Over the years, some have accused us and countries that support the rights of individuals to assemble peacefully, to speak freely, and to have a say in the decisions that affect their lives, of interference in the internal affairs of others. This view was considered and rejected at our 2010 summit in Astana, when all OSCE participating States reaffirmed that human dimension commitments are matters of direct and legitimate concern to all participating States, and do not belong exclusively to the internal affairs of the State concerned. Intervening in the internal affairs of another state means trying to determine or limit the choices its people make about their future. The defense of human rights does the opposite: it empowers people to decide their own futures.

To that end, the United States has long supported observation of elections across the OSCE, like yesterday’s mission in Russia, not to favor any side (though those who rig elections might see things differently) but to support the right of all individuals to choose their leaders. We have supported organizations in Ukraine uncovering corruption, not just in the former government, but in the current one. Likewise, we have welcomed OSCE observers to American elections. We have never objected to the European Union funding NGOs that campaign against the death penalty in the United States. No confident country or government secure in its democratic legitimacy would be frightened by defenders of electoral integrity or cross-border collaboration among defenders of human rights.

Tasks:
1. Name each right of individuals that the opening sentence of the OSCE human rights excerpt lists.
2. Reproduce the passage of the OSCE human rights excerpt starting at "To that end, the" and ending at "of human rights.".

Dataset rows:

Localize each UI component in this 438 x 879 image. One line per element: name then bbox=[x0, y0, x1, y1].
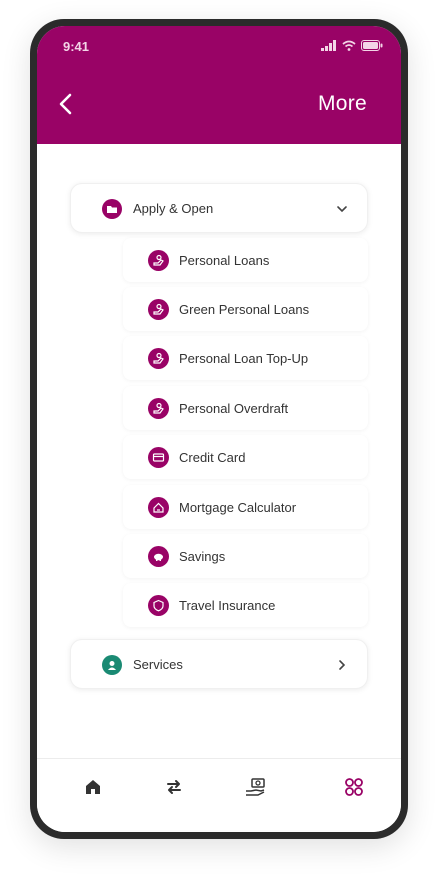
loan-icon bbox=[148, 299, 169, 320]
group-services[interactable]: Services bbox=[70, 639, 368, 689]
loan-icon bbox=[148, 250, 169, 271]
menu-item-mortgage-calculator[interactable]: Mortgage Calculator bbox=[123, 485, 368, 529]
mortgage-icon bbox=[148, 497, 169, 518]
menu-item-label: Green Personal Loans bbox=[179, 302, 310, 317]
header-bar: 9:41 More bbox=[37, 26, 401, 144]
menu-item-credit-card[interactable]: Credit Card bbox=[123, 435, 368, 479]
status-time: 9:41 bbox=[63, 39, 90, 54]
loan-icon bbox=[148, 398, 169, 419]
menu-item-label: Personal Loan Top-Up bbox=[179, 351, 309, 366]
menu-item-label: Credit Card bbox=[179, 450, 246, 465]
home-icon bbox=[86, 780, 100, 794]
screen: 9:41 More Apply & Open Personal Loans Gr… bbox=[37, 26, 401, 832]
group-label: Services bbox=[133, 657, 183, 672]
chevron-left-icon bbox=[59, 93, 72, 115]
menu-item-savings[interactable]: Savings bbox=[123, 534, 368, 578]
menu-item-label: Savings bbox=[179, 549, 226, 564]
menu-item-label: Personal Overdraft bbox=[179, 401, 289, 416]
status-icons bbox=[321, 40, 383, 51]
nav-more[interactable] bbox=[334, 777, 374, 813]
credit-card-icon bbox=[148, 447, 169, 468]
more-grid-icon bbox=[345, 778, 363, 796]
menu-item-green-personal-loans[interactable]: Green Personal Loans bbox=[123, 287, 368, 331]
shield-icon bbox=[148, 595, 169, 616]
phone-frame: 9:41 More Apply & Open Personal Loans Gr… bbox=[30, 19, 408, 839]
menu-item-personal-loans[interactable]: Personal Loans bbox=[123, 238, 368, 282]
menu-item-label: Travel Insurance bbox=[179, 598, 276, 613]
menu-item-personal-loan-top-up[interactable]: Personal Loan Top-Up bbox=[123, 336, 368, 380]
nav-home[interactable] bbox=[73, 777, 113, 813]
menu-item-label: Mortgage Calculator bbox=[179, 500, 297, 515]
chevron-down-icon bbox=[337, 206, 347, 213]
page-title: More bbox=[317, 92, 367, 115]
payments-icon bbox=[246, 778, 265, 796]
chevron-right-icon bbox=[339, 660, 346, 670]
piggy-bank-icon bbox=[148, 546, 169, 567]
signal-icon bbox=[321, 40, 336, 51]
battery-icon bbox=[361, 40, 383, 51]
wifi-icon bbox=[342, 40, 356, 51]
menu-item-personal-overdraft[interactable]: Personal Overdraft bbox=[123, 386, 368, 430]
bottom-nav bbox=[37, 758, 401, 832]
back-button[interactable] bbox=[55, 92, 79, 116]
loan-icon bbox=[148, 348, 169, 369]
nav-transfers[interactable] bbox=[154, 777, 194, 813]
group-apply-open[interactable]: Apply & Open bbox=[70, 183, 368, 233]
menu-item-label: Personal Loans bbox=[179, 253, 270, 268]
transfer-icon bbox=[167, 780, 181, 794]
services-icon bbox=[102, 655, 122, 675]
nav-payments[interactable] bbox=[236, 777, 276, 813]
group-label: Apply & Open bbox=[133, 201, 214, 216]
menu-item-travel-insurance[interactable]: Travel Insurance bbox=[123, 583, 368, 627]
folder-icon bbox=[102, 199, 122, 219]
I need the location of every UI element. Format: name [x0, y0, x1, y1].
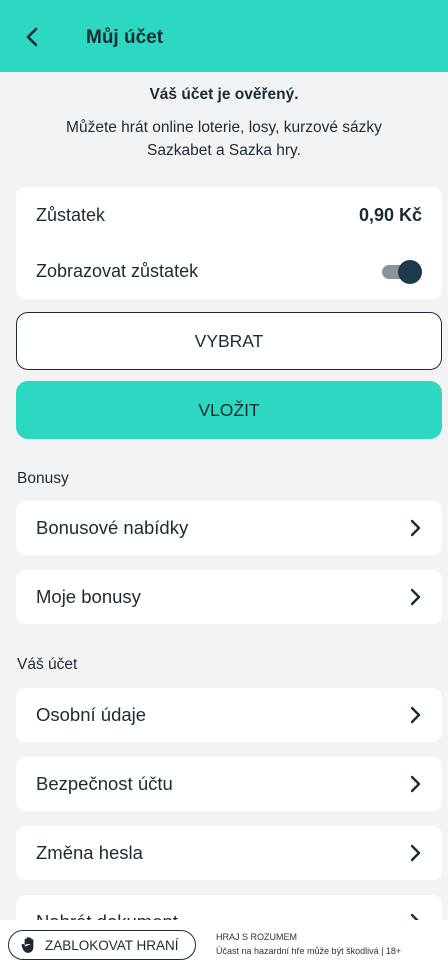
toggle-knob: [398, 260, 422, 284]
menu-item-my-bonuses[interactable]: Moje bonusy: [16, 570, 442, 624]
responsible-gaming-title: HRAJ S ROZUMEM: [216, 932, 297, 942]
show-balance-row: Zobrazovat zůstatek: [16, 243, 442, 299]
menu-item-change-password[interactable]: Změna hesla: [16, 826, 442, 880]
account-section-label: Váš účet: [17, 656, 78, 673]
app-header: Můj účet: [0, 0, 448, 72]
page-title: Můj účet: [86, 27, 164, 48]
verification-title: Váš účet je ověřený.: [149, 86, 299, 103]
menu-item-label: Bezpečnost účtu: [36, 773, 173, 794]
responsible-gaming-text: Účast na hazardní hře může být škodlivá …: [216, 946, 402, 956]
menu-item-label: Bonusové nabídky: [36, 517, 189, 538]
bonus-section-label: Bonusy: [17, 470, 69, 487]
responsible-gaming-notice: HRAJ S ROZUMEM Účast na hazardní hře můž…: [216, 930, 401, 958]
balance-label: Zůstatek: [36, 204, 106, 225]
balance-value: 0,90 Kč: [358, 204, 422, 225]
verification-notice: Váš účet je ověřený. Můžete hrát online …: [0, 86, 448, 162]
menu-item-label: Osobní údaje: [36, 704, 147, 725]
withdraw-button[interactable]: VYBRAT: [16, 312, 442, 370]
verification-line-1: Můžete hrát online loterie, losy, kurzov…: [66, 119, 382, 136]
menu-item-bonus-offers[interactable]: Bonusové nabídky: [16, 501, 442, 555]
hand-stop-icon: [21, 937, 34, 953]
chevron-right-icon: [410, 775, 421, 793]
menu-item-label: Změna hesla: [36, 842, 143, 863]
verification-line-2: Sazkabet a Sazka hry.: [147, 142, 301, 159]
menu-item-account-security[interactable]: Bezpečnost účtu: [16, 757, 442, 811]
chevron-right-icon: [410, 519, 421, 537]
menu-item-label: Moje bonusy: [36, 586, 141, 607]
balance-card: Zůstatek 0,90 Kč Zobrazovat zůstatek: [16, 187, 442, 299]
block-gaming-button[interactable]: ZABLOKOVAT HRANÍ: [8, 930, 196, 960]
responsible-gaming-footer: ZABLOKOVAT HRANÍ HRAJ S ROZUMEM Účast na…: [0, 920, 448, 973]
show-balance-label: Zobrazovat zůstatek: [36, 260, 199, 281]
deposit-button[interactable]: VLOŽIT: [16, 381, 442, 439]
block-gaming-label: ZABLOKOVAT HRANÍ: [45, 937, 179, 953]
chevron-right-icon: [410, 706, 421, 724]
chevron-right-icon: [410, 844, 421, 862]
menu-item-personal-info[interactable]: Osobní údaje: [16, 688, 442, 742]
chevron-right-icon: [410, 588, 421, 606]
show-balance-toggle[interactable]: [382, 260, 422, 284]
back-arrow-icon[interactable]: [22, 26, 42, 48]
balance-row: Zůstatek 0,90 Kč: [16, 187, 442, 243]
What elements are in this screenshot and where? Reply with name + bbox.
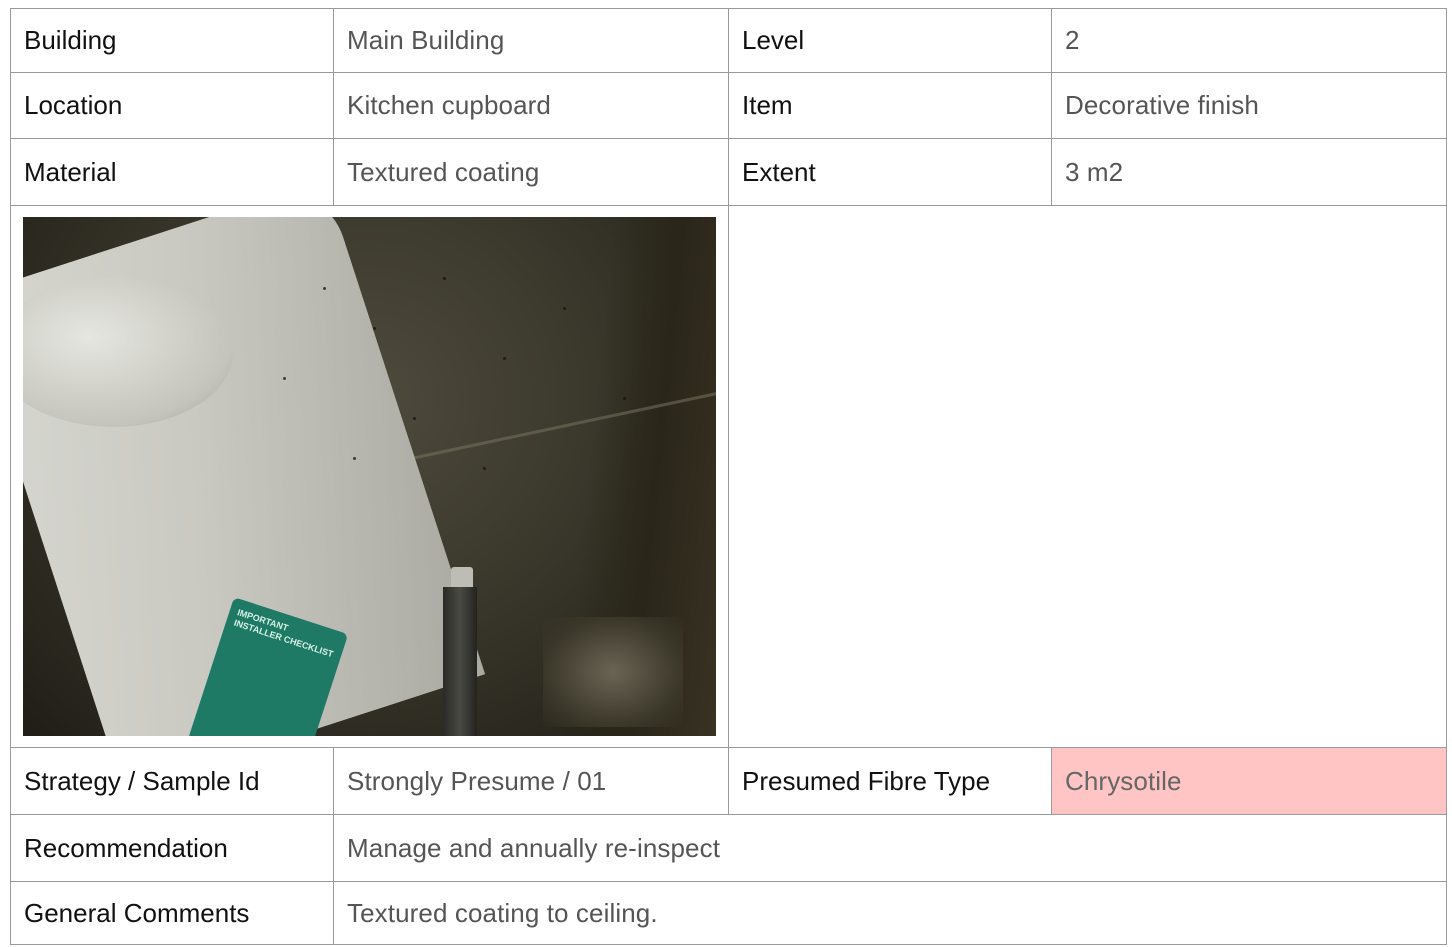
sample-location-photo[interactable]: IMPORTANT INSTALLER CHECKLIST: [23, 217, 716, 736]
comments-label: General Comments: [10, 881, 334, 945]
photo-texture-dot: [563, 307, 566, 310]
level-label: Level: [728, 8, 1052, 73]
photo-texture-dot: [483, 467, 486, 470]
table-row: Strategy / Sample Id Strongly Presume / …: [10, 747, 1447, 815]
item-label: Item: [728, 72, 1052, 139]
location-value: Kitchen cupboard: [333, 72, 729, 139]
material-value: Textured coating: [333, 138, 729, 206]
table-row: General Comments Textured coating to cei…: [10, 881, 1447, 945]
photo-debris: [543, 617, 683, 727]
photo-texture-dot: [283, 377, 286, 380]
material-label: Material: [10, 138, 334, 206]
photo-blank-cell: [728, 205, 1447, 748]
photo-texture-dot: [373, 327, 376, 330]
recommendation-label: Recommendation: [10, 814, 334, 882]
level-value: 2: [1051, 8, 1447, 73]
photo-texture-dot: [623, 397, 626, 400]
photo-pipe: [443, 587, 477, 736]
photo-cell: IMPORTANT INSTALLER CHECKLIST: [10, 205, 729, 748]
table-row: Location Kitchen cupboard Item Decorativ…: [10, 72, 1447, 139]
asbestos-register-sheet: Building Main Building Level 2 Location …: [10, 8, 1447, 947]
strategy-value: Strongly Presume / 01: [333, 747, 729, 815]
survey-details-table: Building Main Building Level 2 Location …: [10, 8, 1447, 945]
fibre-type-value: Chrysotile: [1051, 747, 1447, 815]
photo-texture-dot: [413, 417, 416, 420]
strategy-label: Strategy / Sample Id: [10, 747, 334, 815]
fibre-type-label: Presumed Fibre Type: [728, 747, 1052, 815]
photo-row: IMPORTANT INSTALLER CHECKLIST: [10, 205, 1447, 748]
location-label: Location: [10, 72, 334, 139]
extent-value: 3 m2: [1051, 138, 1447, 206]
photo-texture-dot: [443, 277, 446, 280]
table-row: Recommendation Manage and annually re-in…: [10, 814, 1447, 882]
table-row: Material Textured coating Extent 3 m2: [10, 138, 1447, 206]
photo-texture-dot: [353, 457, 356, 460]
extent-label: Extent: [728, 138, 1052, 206]
recommendation-value: Manage and annually re-inspect: [333, 814, 1447, 882]
photo-texture-dot: [503, 357, 506, 360]
photo-texture-dot: [323, 287, 326, 290]
item-value: Decorative finish: [1051, 72, 1447, 139]
table-row: Building Main Building Level 2: [10, 8, 1447, 73]
building-label: Building: [10, 8, 334, 73]
comments-value: Textured coating to ceiling.: [333, 881, 1447, 945]
building-value: Main Building: [333, 8, 729, 73]
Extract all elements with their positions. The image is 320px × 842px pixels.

Answers for the tasks:
1.
- To assemble peacefully
- To speak freely
- To have a say in the decisions that affect their lives

2.
To that end, the United States has long supported observation of elections across the OSCE, like yesterday’s mission in Russia, not to favor any side (though those who rig elections might see things differently) but to support the right of all individuals to choose their leaders. We have supported organizations in Ukraine uncovering corruption, not just in the former government, but in the current one. Likewise, we have welcomed OSCE observers to American elections. We have never objected to the European Union funding NGOs that campaign against the death penalty in the United States. No confident country or government secure in its democratic legitimacy would be frightened by defenders of electoral integrity or cross-border collaboration among defenders of human rights.